### Задание
Выпишите дословно из приведенной ниже песни о князе Михаиле Васильевиче отрывок от слов «У князя Михаилы» до слов «честного пиру отъехал?».

Как будет после честного стола пир на весело,
Марья, кума подкрестная,
подносила чару куму подкрестному,
била челом, здоровала.
И в той чаре уготовано питие смертное.
Князь Михаиле Васильевич выпивает чару досуха,
не ведает, что злое питье лютое смертное.
У князя Михаилы во утробе возмутилося,
не допировал пиру почестного,
поехал к своей матушке.
Как выходит в свои хоромы княженецкие,
очи у него возмутилися,
лице у него кровию знаменуется,
власы, на главе стоя, колеблются.
Восплакаласи мати родимая.
В слезах говорит слово жалостно:
Чадо мое, князь Михайло Васильевич,
чего ради с честного пиру отъехал?
Любо тебе в пиру место было не по отечеству,
или кум и кума подарки дарили не почестные?
Кто тебя на пиру упоил честным питием?
С того тебе пития век будет не проспатися.
Сколько я тебе, чадо, приказывала:
не езди во град Москву,
что лихи в Москве звери лютые,
пышат ядом змеиным, изменничьим.

### Данные
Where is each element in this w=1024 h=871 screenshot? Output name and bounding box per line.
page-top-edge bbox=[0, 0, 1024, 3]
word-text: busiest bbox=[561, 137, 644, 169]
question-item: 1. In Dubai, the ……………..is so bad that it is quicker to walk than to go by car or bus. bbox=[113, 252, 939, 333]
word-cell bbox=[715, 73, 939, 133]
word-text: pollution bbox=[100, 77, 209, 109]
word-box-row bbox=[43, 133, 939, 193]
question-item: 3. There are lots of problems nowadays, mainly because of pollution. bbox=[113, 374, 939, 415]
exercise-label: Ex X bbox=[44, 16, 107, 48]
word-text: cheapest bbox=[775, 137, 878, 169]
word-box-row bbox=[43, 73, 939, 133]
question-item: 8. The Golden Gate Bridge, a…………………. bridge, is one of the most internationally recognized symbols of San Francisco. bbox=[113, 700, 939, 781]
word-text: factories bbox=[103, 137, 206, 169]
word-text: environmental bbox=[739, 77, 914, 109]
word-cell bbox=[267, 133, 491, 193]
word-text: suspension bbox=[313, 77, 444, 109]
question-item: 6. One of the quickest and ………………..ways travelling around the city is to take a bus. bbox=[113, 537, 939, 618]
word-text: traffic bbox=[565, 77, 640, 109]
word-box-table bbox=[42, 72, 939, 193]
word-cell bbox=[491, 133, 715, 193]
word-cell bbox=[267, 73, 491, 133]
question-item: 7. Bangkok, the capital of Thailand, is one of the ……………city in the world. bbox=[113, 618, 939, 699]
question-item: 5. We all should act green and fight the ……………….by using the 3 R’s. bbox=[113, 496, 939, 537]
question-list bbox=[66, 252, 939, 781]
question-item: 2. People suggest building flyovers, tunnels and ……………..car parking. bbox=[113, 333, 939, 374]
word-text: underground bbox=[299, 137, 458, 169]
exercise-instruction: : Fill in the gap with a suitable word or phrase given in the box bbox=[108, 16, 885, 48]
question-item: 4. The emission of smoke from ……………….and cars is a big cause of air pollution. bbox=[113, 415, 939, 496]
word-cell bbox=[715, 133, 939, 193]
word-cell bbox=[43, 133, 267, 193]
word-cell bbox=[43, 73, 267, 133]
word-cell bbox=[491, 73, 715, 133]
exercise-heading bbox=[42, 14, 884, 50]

### Ответ
У князя Михаилы во утробе возмутилося,
не допировал пиру почестного,
поехал к своей матушке.
Как выходит в свои хоромы княженецкие,
очи у него возмутилися,
лице у него кровию знаменуется,
власы, на главе стоя, колеблются.
Восплакаласи мати родимая.
В слезах говорит слово жалостно:
Чадо мое, князь Михайло Васильевич,
чего ради с честного пиру отъехал?